_What you have to do:_
Type every record exactly as it appears.

Records from a collection
*-*-*
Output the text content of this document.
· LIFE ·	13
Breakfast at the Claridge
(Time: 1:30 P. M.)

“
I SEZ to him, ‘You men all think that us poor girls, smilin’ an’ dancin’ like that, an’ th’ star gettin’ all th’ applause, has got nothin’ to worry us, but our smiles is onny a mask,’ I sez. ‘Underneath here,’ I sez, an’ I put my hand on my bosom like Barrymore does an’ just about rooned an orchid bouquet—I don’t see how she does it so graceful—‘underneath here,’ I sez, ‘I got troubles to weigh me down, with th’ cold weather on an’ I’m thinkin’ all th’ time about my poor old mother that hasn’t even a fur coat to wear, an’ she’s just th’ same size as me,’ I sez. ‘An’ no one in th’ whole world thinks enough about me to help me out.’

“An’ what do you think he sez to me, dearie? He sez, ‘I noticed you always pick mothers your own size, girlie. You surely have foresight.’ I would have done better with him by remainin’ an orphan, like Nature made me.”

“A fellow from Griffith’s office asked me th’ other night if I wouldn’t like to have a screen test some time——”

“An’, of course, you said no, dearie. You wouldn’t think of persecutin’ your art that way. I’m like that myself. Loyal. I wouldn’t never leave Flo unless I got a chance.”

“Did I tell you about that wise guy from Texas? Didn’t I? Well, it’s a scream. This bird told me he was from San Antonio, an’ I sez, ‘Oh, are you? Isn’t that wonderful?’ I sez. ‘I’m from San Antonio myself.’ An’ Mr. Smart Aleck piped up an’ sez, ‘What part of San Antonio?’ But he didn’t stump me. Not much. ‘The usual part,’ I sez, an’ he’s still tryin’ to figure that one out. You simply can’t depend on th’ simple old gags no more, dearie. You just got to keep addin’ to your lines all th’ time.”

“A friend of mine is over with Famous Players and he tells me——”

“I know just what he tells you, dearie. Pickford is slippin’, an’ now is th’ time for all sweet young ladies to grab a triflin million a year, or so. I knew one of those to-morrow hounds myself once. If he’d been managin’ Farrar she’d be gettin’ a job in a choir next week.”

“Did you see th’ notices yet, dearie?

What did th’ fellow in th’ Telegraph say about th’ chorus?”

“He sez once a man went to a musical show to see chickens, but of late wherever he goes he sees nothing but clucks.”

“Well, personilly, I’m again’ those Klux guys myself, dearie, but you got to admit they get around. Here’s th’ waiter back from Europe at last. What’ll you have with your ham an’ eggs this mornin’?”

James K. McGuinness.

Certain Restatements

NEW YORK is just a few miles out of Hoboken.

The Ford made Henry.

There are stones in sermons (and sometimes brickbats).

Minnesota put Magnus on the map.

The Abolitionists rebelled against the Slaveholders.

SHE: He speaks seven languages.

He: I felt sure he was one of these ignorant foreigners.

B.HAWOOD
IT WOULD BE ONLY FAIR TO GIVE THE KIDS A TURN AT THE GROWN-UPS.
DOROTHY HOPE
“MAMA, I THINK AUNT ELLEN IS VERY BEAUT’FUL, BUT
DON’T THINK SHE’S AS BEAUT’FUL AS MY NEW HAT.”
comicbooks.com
*-*-*
_Exercise solution:_
Output the text content of this document.
· LIFE ·	13
Breakfast at the Claridge
(Time: 1:30 P. M.)

“
I SEZ to him, ‘You men all think that us poor girls, smilin’ an’ dancin’ like that, an’ th’ star gettin’ all th’ applause, has got nothin’ to worry us, but our smiles is onny a mask,’ I sez. ‘Underneath here,’ I sez, an’ I put my hand on my bosom like Barrymore does an’ just about rooned an orchid bouquet—I don’t see how she does it so graceful—‘underneath here,’ I sez, ‘I got troubles to weigh me down, with th’ cold weather on an’ I’m thinkin’ all th’ time about my poor old mother that hasn’t even a fur coat to wear, an’ she’s just th’ same size as me,’ I sez. ‘An’ no one in th’ whole world thinks enough about me to help me out.’

“An’ what do you think he sez to me, dearie? He sez, ‘I noticed you always pick mothers your own size, girlie. You surely have foresight.’ I would have done better with him by remainin’ an orphan, like Nature made me.”

“A fellow from Griffith’s office asked me th’ other night if I wouldn’t like to have a screen test some time——”

“An’, of course, you said no, dearie. You wouldn’t think of persecutin’ your art that way. I’m like that myself. Loyal. I wouldn’t never leave Flo unless I got a chance.”

“Did I tell you about that wise guy from Texas? Didn’t I? Well, it’s a scream. This bird told me he was from San Antonio, an’ I sez, ‘Oh, are you? Isn’t that wonderful?’ I sez. ‘I’m from San Antonio myself.’ An’ Mr. Smart Aleck piped up an’ sez, ‘What part of San Antonio?’ But he didn’t stump me. Not much. ‘The usual part,’ I sez, an’ he’s still tryin’ to figure that one out. You simply can’t depend on th’ simple old gags no more, dearie. You just got to keep addin’ to your lines all th’ time.”

“A friend of mine is over with Famous Players and he tells me——”

“I know just what he tells you, dearie. Pickford is slippin’, an’ now is th’ time for all sweet young ladies to grab a triflin million a year, or so. I knew one of those to-morrow hounds myself once. If he’d been managin’ Farrar she’d be gettin’ a job in a choir next week.”

“Did you see th’ notices yet, dearie?

What did th’ fellow in th’ Telegraph say about th’ chorus?”

“He sez once a man went to a musical show to see chickens, but of late wherever he goes he sees nothing but clucks.”

“Well, personilly, I’m again’ those Klux guys myself, dearie, but you got to admit they get around. Here’s th’ waiter back from Europe at last. What’ll you have with your ham an’ eggs this mornin’?”

James K. McGuinness.

Certain Restatements

NEW YORK is just a few miles out of Hoboken.

The Ford made Henry.

There are stones in sermons (and sometimes brickbats).

Minnesota put Magnus on the map.

The Abolitionists rebelled against the Slaveholders.

SHE: He speaks seven languages.

He: I felt sure he was one of these ignorant foreigners.

B.HAWOOD
IT WOULD BE ONLY FAIR TO GIVE THE KIDS A TURN AT THE GROWN-UPS.
DOROTHY HOPE
“MAMA, I THINK AUNT ELLEN IS VERY BEAUT’FUL, BUT
DON’T THINK SHE’S AS BEAUT’FUL AS MY NEW HAT.”
comicbooks.com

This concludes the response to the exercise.